All records should be reproduced verbatim.

→ **PROVIDED DATA**:
--- start ---

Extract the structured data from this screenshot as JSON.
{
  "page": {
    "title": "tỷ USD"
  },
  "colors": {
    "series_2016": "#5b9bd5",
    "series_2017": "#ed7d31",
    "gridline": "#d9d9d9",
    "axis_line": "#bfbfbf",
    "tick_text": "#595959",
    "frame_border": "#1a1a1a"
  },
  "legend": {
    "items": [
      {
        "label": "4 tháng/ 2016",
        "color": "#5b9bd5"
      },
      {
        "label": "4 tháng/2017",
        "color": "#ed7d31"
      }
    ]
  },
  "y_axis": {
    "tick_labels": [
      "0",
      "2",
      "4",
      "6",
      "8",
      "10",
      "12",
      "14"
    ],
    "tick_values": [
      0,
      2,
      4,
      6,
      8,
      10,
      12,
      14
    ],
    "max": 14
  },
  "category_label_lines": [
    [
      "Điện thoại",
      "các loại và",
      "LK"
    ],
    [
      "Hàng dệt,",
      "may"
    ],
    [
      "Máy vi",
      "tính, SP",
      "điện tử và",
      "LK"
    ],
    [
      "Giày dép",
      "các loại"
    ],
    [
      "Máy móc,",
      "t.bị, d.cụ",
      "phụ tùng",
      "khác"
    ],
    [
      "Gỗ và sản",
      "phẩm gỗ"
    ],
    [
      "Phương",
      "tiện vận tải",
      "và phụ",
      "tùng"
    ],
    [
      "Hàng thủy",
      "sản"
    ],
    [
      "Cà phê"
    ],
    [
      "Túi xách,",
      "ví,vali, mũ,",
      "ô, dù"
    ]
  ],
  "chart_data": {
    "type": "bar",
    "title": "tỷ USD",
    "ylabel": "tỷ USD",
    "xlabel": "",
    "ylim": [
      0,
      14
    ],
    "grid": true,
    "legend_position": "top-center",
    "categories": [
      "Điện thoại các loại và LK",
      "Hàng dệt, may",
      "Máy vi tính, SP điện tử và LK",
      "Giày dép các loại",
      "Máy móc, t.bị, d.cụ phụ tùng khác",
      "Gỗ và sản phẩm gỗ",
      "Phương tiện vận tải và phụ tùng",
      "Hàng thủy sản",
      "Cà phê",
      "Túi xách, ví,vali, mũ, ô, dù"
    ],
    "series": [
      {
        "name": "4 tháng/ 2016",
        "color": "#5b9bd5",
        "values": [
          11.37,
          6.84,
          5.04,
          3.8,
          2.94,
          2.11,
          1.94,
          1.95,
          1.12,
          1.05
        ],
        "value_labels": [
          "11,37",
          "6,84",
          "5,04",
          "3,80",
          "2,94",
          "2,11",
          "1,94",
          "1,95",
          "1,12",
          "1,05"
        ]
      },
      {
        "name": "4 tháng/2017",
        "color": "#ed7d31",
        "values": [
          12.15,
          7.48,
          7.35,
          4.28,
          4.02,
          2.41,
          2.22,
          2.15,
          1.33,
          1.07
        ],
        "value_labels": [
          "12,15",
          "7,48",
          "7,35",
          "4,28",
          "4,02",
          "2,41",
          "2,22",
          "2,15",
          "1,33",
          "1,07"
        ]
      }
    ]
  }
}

--- end ---

→ **REPLY TO THE EXERCISE**:
Extract the structured data from this screenshot as JSON.
{
  "page": {
    "title": "tỷ USD"
  },
  "colors": {
    "series_2016": "#5b9bd5",
    "series_2017": "#ed7d31",
    "gridline": "#d9d9d9",
    "axis_line": "#bfbfbf",
    "tick_text": "#595959",
    "frame_border": "#1a1a1a"
  },
  "legend": {
    "items": [
      {
        "label": "4 tháng/ 2016",
        "color": "#5b9bd5"
      },
      {
        "label": "4 tháng/2017",
        "color": "#ed7d31"
      }
    ]
  },
  "y_axis": {
    "tick_labels": [
      "0",
      "2",
      "4",
      "6",
      "8",
      "10",
      "12",
      "14"
    ],
    "tick_values": [
      0,
      2,
      4,
      6,
      8,
      10,
      12,
      14
    ],
    "max": 14
  },
  "category_label_lines": [
    [
      "Điện thoại",
      "các loại và",
      "LK"
    ],
    [
      "Hàng dệt,",
      "may"
    ],
    [
      "Máy vi",
      "tính, SP",
      "điện tử và",
      "LK"
    ],
    [
      "Giày dép",
      "các loại"
    ],
    [
      "Máy móc,",
      "t.bị, d.cụ",
      "phụ tùng",
      "khác"
    ],
    [
      "Gỗ và sản",
      "phẩm gỗ"
    ],
    [
      "Phương",
      "tiện vận tải",
      "và phụ",
      "tùng"
    ],
    [
      "Hàng thủy",
      "sản"
    ],
    [
      "Cà phê"
    ],
    [
      "Túi xách,",
      "ví,vali, mũ,",
      "ô, dù"
    ]
  ],
  "chart_data": {
    "type": "bar",
    "title": "tỷ USD",
    "ylabel": "tỷ USD",
    "xlabel": "",
    "ylim": [
      0,
      14
    ],
    "grid": true,
    "legend_position": "top-center",
    "categories": [
      "Điện thoại các loại và LK",
      "Hàng dệt, may",
      "Máy vi tính, SP điện tử và LK",
      "Giày dép các loại",
      "Máy móc, t.bị, d.cụ phụ tùng khác",
      "Gỗ và sản phẩm gỗ",
      "Phương tiện vận tải và phụ tùng",
      "Hàng thủy sản",
      "Cà phê",
      "Túi xách, ví,vali, mũ, ô, dù"
    ],
    "series": [
      {
        "name": "4 tháng/ 2016",
        "color": "#5b9bd5",
        "values": [
          11.37,
          6.84,
          5.04,
          3.8,
          2.94,
          2.11,
          1.94,
          1.95,
          1.12,
          1.05
        ],
        "value_labels": [
          "11,37",
          "6,84",
          "5,04",
          "3,80",
          "2,94",
          "2,11",
          "1,94",
          "1,95",
          "1,12",
          "1,05"
        ]
      },
      {
        "name": "4 tháng/2017",
        "color": "#ed7d31",
        "values": [
          12.15,
          7.48,
          7.35,
          4.28,
          4.02,
          2.41,
          2.22,
          2.15,
          1.33,
          1.07
        ],
        "value_labels": [
          "12,15",
          "7,48",
          "7,35",
          "4,28",
          "4,02",
          "2,41",
          "2,22",
          "2,15",
          "1,33",
          "1,07"
        ]
      }
    ]
  }
}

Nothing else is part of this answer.